Set exercise
Count the lines below that contain the word "this", and reply with that number alone.

▶

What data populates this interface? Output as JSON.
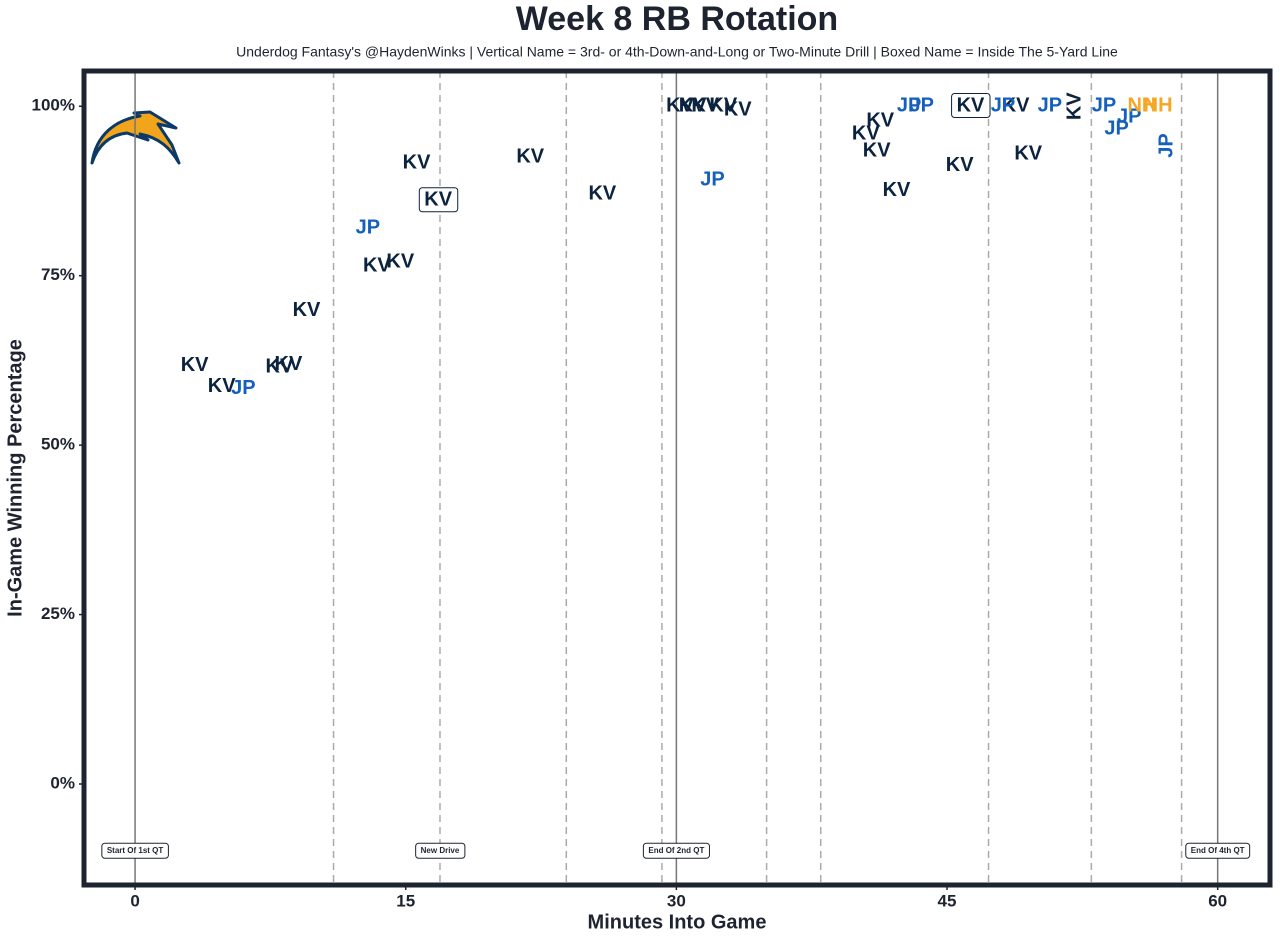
{
  "chart_data": {
    "type": "text-scatter",
    "title": "Week 8 RB Rotation",
    "subtitle": "Underdog Fantasy's @HaydenWinks | Vertical Name = 3rd- or 4th-Down-and-Long or Two-Minute Drill | Boxed Name = Inside The 5-Yard Line",
    "x_label": "Minutes Into Game",
    "y_label": "In-Game Winning Percentage",
    "xlim": [
      -2.83,
      62.9
    ],
    "ylim": [
      -14.9,
      105.2
    ],
    "xticks": [
      0,
      15,
      30,
      45,
      60
    ],
    "yticks": [
      {
        "value": 0,
        "label": "0%"
      },
      {
        "value": 25,
        "label": "25%"
      },
      {
        "value": 50,
        "label": "50%"
      },
      {
        "value": 75,
        "label": "75%"
      },
      {
        "value": 100,
        "label": "100%"
      }
    ],
    "solid_lines": [
      0,
      30,
      60
    ],
    "dashed_lines": [
      11.0,
      16.9,
      23.9,
      29.2,
      35.0,
      38.0,
      47.3,
      53.0,
      58.0
    ],
    "annotations": [
      {
        "x": 0,
        "y": -9.9,
        "text": "Start Of 1st QT"
      },
      {
        "x": 16.9,
        "y": -9.9,
        "text": "New Drive"
      },
      {
        "x": 30,
        "y": -9.9,
        "text": "End Of 2nd QT"
      },
      {
        "x": 60,
        "y": -9.9,
        "text": "End Of 4th QT"
      }
    ],
    "series": [
      {
        "name": "KV",
        "color": "#0c2340",
        "x": [
          3.3,
          4.8,
          8.0,
          8.5,
          9.5,
          13.4,
          14.7,
          15.6,
          16.8,
          21.9,
          25.9,
          30.2,
          30.9,
          31.6,
          32.6,
          33.4,
          40.5,
          41.3,
          41.1,
          42.2,
          45.7,
          46.3,
          48.8,
          49.5,
          52.1
        ],
        "values": [
          61.7,
          58.6,
          61.5,
          61.9,
          69.8,
          76.4,
          77.0,
          91.6,
          86.1,
          92.5,
          87.0,
          100,
          100,
          100,
          100,
          99.4,
          95.9,
          97.8,
          93.4,
          87.5,
          91.2,
          100,
          100,
          92.9,
          100
        ],
        "vertical": [
          false,
          false,
          false,
          false,
          false,
          false,
          false,
          false,
          false,
          false,
          false,
          false,
          false,
          false,
          false,
          false,
          false,
          false,
          false,
          false,
          false,
          false,
          false,
          false,
          true
        ],
        "boxed": [
          false,
          false,
          false,
          false,
          false,
          false,
          false,
          false,
          true,
          false,
          false,
          false,
          false,
          false,
          false,
          false,
          false,
          false,
          false,
          false,
          false,
          true,
          false,
          false,
          false
        ]
      },
      {
        "name": "JP",
        "color": "#1560bd",
        "x": [
          6.0,
          12.9,
          32.0,
          42.9,
          43.6,
          48.1,
          50.7,
          53.7,
          54.4,
          55.1,
          57.2
        ],
        "values": [
          58.3,
          82.0,
          89.1,
          100,
          100,
          100,
          100,
          100,
          96.6,
          98.4,
          94.2
        ],
        "vertical": [
          false,
          false,
          false,
          false,
          false,
          false,
          false,
          false,
          false,
          false,
          true
        ],
        "boxed": [
          false,
          false,
          false,
          false,
          false,
          false,
          false,
          false,
          false,
          false,
          false
        ]
      },
      {
        "name": "NH",
        "color": "#f5a623",
        "x": [
          55.8,
          56.7
        ],
        "values": [
          100,
          100
        ],
        "vertical": [
          false,
          false
        ],
        "boxed": [
          false,
          false
        ]
      }
    ]
  }
}
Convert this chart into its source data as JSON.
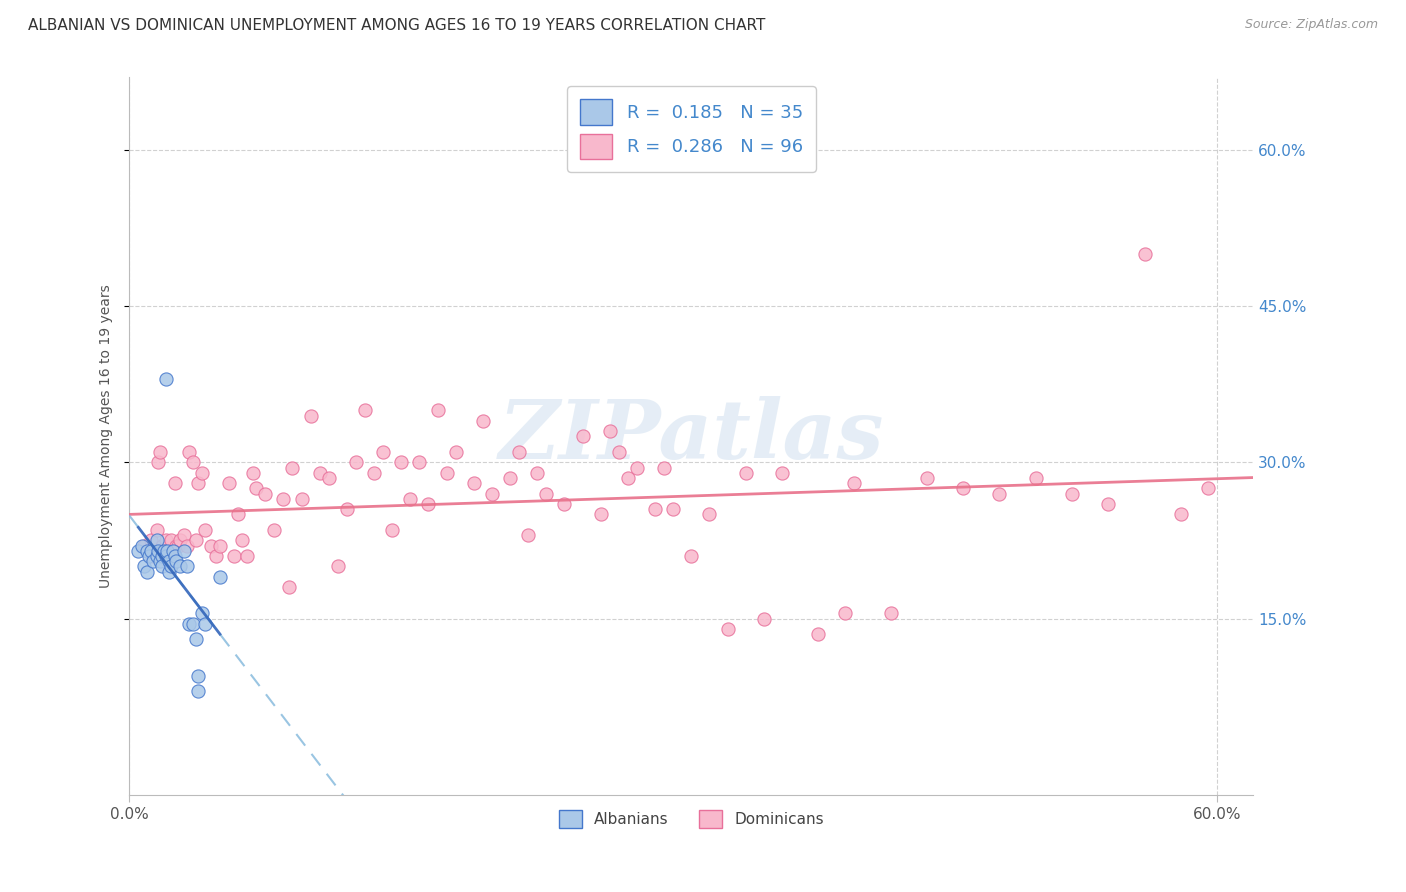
{
  "title": "ALBANIAN VS DOMINICAN UNEMPLOYMENT AMONG AGES 16 TO 19 YEARS CORRELATION CHART",
  "source": "Source: ZipAtlas.com",
  "ylabel": "Unemployment Among Ages 16 to 19 years",
  "xlim": [
    0.0,
    0.62
  ],
  "ylim": [
    -0.02,
    0.67
  ],
  "x_tick_positions": [
    0.0,
    0.6
  ],
  "x_tick_labels": [
    "0.0%",
    "60.0%"
  ],
  "y_ticks_right": [
    0.15,
    0.3,
    0.45,
    0.6
  ],
  "y_tick_labels_right": [
    "15.0%",
    "30.0%",
    "45.0%",
    "60.0%"
  ],
  "albanian_fill_color": "#aac8e8",
  "albanian_edge_color": "#4477cc",
  "dominican_fill_color": "#f8b8cc",
  "dominican_edge_color": "#e8709a",
  "albanian_solid_color": "#3366bb",
  "albanian_dashed_color": "#88bbdd",
  "dominican_trend_color": "#e8708a",
  "r_albanian": 0.185,
  "n_albanian": 35,
  "r_dominican": 0.286,
  "n_dominican": 96,
  "legend_label_1": "Albanians",
  "legend_label_2": "Dominicans",
  "background_color": "#ffffff",
  "grid_color": "#cccccc",
  "watermark_text": "ZIPatlas",
  "title_color": "#333333",
  "right_tick_color": "#4488cc",
  "albanian_x": [
    0.005,
    0.007,
    0.008,
    0.01,
    0.01,
    0.011,
    0.012,
    0.013,
    0.015,
    0.015,
    0.016,
    0.017,
    0.018,
    0.018,
    0.019,
    0.02,
    0.021,
    0.022,
    0.022,
    0.023,
    0.024,
    0.025,
    0.026,
    0.028,
    0.03,
    0.032,
    0.033,
    0.035,
    0.037,
    0.04,
    0.042,
    0.05,
    0.02,
    0.038,
    0.038
  ],
  "albanian_y": [
    0.215,
    0.22,
    0.2,
    0.215,
    0.195,
    0.21,
    0.215,
    0.205,
    0.225,
    0.21,
    0.215,
    0.205,
    0.21,
    0.2,
    0.215,
    0.21,
    0.215,
    0.205,
    0.195,
    0.2,
    0.215,
    0.21,
    0.205,
    0.2,
    0.215,
    0.2,
    0.145,
    0.145,
    0.13,
    0.155,
    0.145,
    0.19,
    0.38,
    0.095,
    0.08
  ],
  "dominican_x": [
    0.008,
    0.01,
    0.012,
    0.013,
    0.015,
    0.016,
    0.017,
    0.018,
    0.019,
    0.02,
    0.021,
    0.022,
    0.023,
    0.024,
    0.025,
    0.026,
    0.027,
    0.028,
    0.03,
    0.032,
    0.033,
    0.035,
    0.037,
    0.038,
    0.04,
    0.042,
    0.045,
    0.048,
    0.05,
    0.055,
    0.058,
    0.06,
    0.062,
    0.065,
    0.068,
    0.07,
    0.075,
    0.08,
    0.085,
    0.088,
    0.09,
    0.095,
    0.1,
    0.105,
    0.11,
    0.115,
    0.12,
    0.125,
    0.13,
    0.135,
    0.14,
    0.145,
    0.15,
    0.155,
    0.16,
    0.165,
    0.17,
    0.175,
    0.18,
    0.19,
    0.195,
    0.2,
    0.21,
    0.215,
    0.22,
    0.225,
    0.23,
    0.24,
    0.25,
    0.26,
    0.265,
    0.27,
    0.275,
    0.28,
    0.29,
    0.295,
    0.3,
    0.31,
    0.32,
    0.33,
    0.34,
    0.35,
    0.36,
    0.38,
    0.395,
    0.4,
    0.42,
    0.44,
    0.46,
    0.48,
    0.5,
    0.52,
    0.54,
    0.56,
    0.58,
    0.595
  ],
  "dominican_y": [
    0.22,
    0.215,
    0.225,
    0.21,
    0.235,
    0.3,
    0.31,
    0.22,
    0.215,
    0.225,
    0.205,
    0.215,
    0.225,
    0.215,
    0.28,
    0.22,
    0.22,
    0.225,
    0.23,
    0.22,
    0.31,
    0.3,
    0.225,
    0.28,
    0.29,
    0.235,
    0.22,
    0.21,
    0.22,
    0.28,
    0.21,
    0.25,
    0.225,
    0.21,
    0.29,
    0.275,
    0.27,
    0.235,
    0.265,
    0.18,
    0.295,
    0.265,
    0.345,
    0.29,
    0.285,
    0.2,
    0.255,
    0.3,
    0.35,
    0.29,
    0.31,
    0.235,
    0.3,
    0.265,
    0.3,
    0.26,
    0.35,
    0.29,
    0.31,
    0.28,
    0.34,
    0.27,
    0.285,
    0.31,
    0.23,
    0.29,
    0.27,
    0.26,
    0.325,
    0.25,
    0.33,
    0.31,
    0.285,
    0.295,
    0.255,
    0.295,
    0.255,
    0.21,
    0.25,
    0.14,
    0.29,
    0.15,
    0.29,
    0.135,
    0.155,
    0.28,
    0.155,
    0.285,
    0.275,
    0.27,
    0.285,
    0.27,
    0.26,
    0.5,
    0.25,
    0.275
  ]
}
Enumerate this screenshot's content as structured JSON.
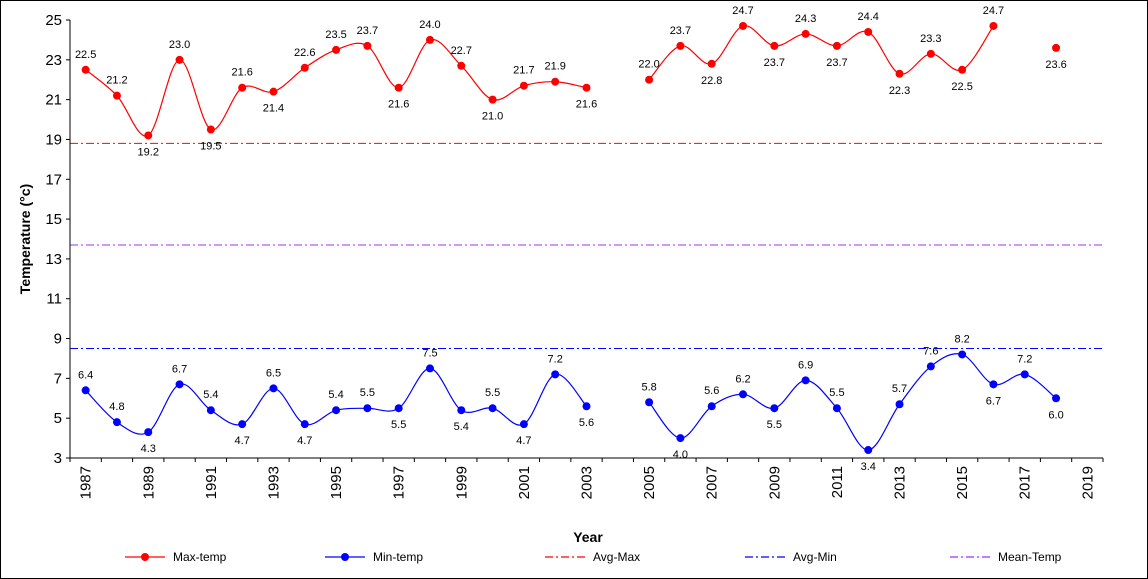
{
  "chart_data": {
    "type": "line",
    "xlabel": "Year",
    "ylabel": "Temperature (°c)",
    "ylim": [
      3,
      25
    ],
    "xlim": [
      1987,
      2020
    ],
    "y_ticks": [
      "3",
      "5",
      "7",
      "9",
      "11",
      "13",
      "15",
      "17",
      "19",
      "21",
      "23",
      "25"
    ],
    "x_ticks": [
      "1987",
      "1989",
      "1991",
      "1993",
      "1995",
      "1997",
      "1999",
      "2001",
      "2003",
      "2005",
      "2007",
      "2009",
      "2011",
      "2013",
      "2015",
      "2017",
      "2019"
    ],
    "grid": false,
    "legend_position": "bottom",
    "series": [
      {
        "name": "Max-temp",
        "color": "#ff0000",
        "marker": "circle",
        "x": [
          1987,
          1988,
          1989,
          1990,
          1991,
          1992,
          1993,
          1994,
          1995,
          1996,
          1997,
          1998,
          1999,
          2000,
          2001,
          2002,
          2003,
          2005,
          2006,
          2007,
          2008,
          2009,
          2010,
          2011,
          2012,
          2013,
          2014,
          2015,
          2016,
          2018
        ],
        "values": [
          22.5,
          21.2,
          19.2,
          23.0,
          19.5,
          21.6,
          21.4,
          22.6,
          23.5,
          23.7,
          21.6,
          24.0,
          22.7,
          21.0,
          21.7,
          21.9,
          21.6,
          22.0,
          23.7,
          22.8,
          24.7,
          23.7,
          24.3,
          23.7,
          24.4,
          22.3,
          23.3,
          22.5,
          24.7,
          23.6
        ],
        "labels": [
          "22.5",
          "21.2",
          "19.2",
          "23.0",
          "19.5",
          "21.6",
          "21.4",
          "22.6",
          "23.5",
          "23.7",
          "21.6",
          "24.0",
          "22.7",
          "21.0",
          "21.7",
          "21.9",
          "21.6",
          "22.0",
          "23.7",
          "22.8",
          "24.7",
          "23.7",
          "24.3",
          "23.7",
          "24.4",
          "22.3",
          "23.3",
          "22.5",
          "24.7",
          "23.6"
        ]
      },
      {
        "name": "Min-temp",
        "color": "#0000ff",
        "marker": "circle",
        "x": [
          1987,
          1988,
          1989,
          1990,
          1991,
          1992,
          1993,
          1994,
          1995,
          1996,
          1997,
          1998,
          1999,
          2000,
          2001,
          2002,
          2003,
          2005,
          2006,
          2007,
          2008,
          2009,
          2010,
          2011,
          2012,
          2013,
          2014,
          2015,
          2016,
          2017,
          2018
        ],
        "values": [
          6.4,
          4.8,
          4.3,
          6.7,
          5.4,
          4.7,
          6.5,
          4.7,
          5.4,
          5.5,
          5.5,
          7.5,
          5.4,
          5.5,
          4.7,
          7.2,
          5.6,
          5.8,
          4.0,
          5.6,
          6.2,
          5.5,
          6.9,
          5.5,
          3.4,
          5.7,
          7.6,
          8.2,
          6.7,
          7.2,
          6.0
        ],
        "labels": [
          "6.4",
          "4.8",
          "4.3",
          "6.7",
          "5.4",
          "4.7",
          "6.5",
          "4.7",
          "5.4",
          "5.5",
          "5.5",
          "7.5",
          "5.4",
          "5.5",
          "4.7",
          "7.2",
          "5.6",
          "5.8",
          "4.0",
          "5.6",
          "6.2",
          "5.5",
          "6.9",
          "5.5",
          "3.4",
          "5.7",
          "7.6",
          "8.2",
          "6.7",
          "7.2",
          "6.0"
        ]
      }
    ],
    "reference_lines": [
      {
        "name": "Avg-Max",
        "value": 18.8,
        "color": "#ff0000",
        "style": "dash-dot"
      },
      {
        "name": "Avg-Min",
        "value": 8.5,
        "color": "#0000ff",
        "style": "dash-dot"
      },
      {
        "name": "Mean-Temp",
        "value": 13.7,
        "color": "#9933ff",
        "style": "dash-dot"
      }
    ]
  }
}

◀

The completed task
3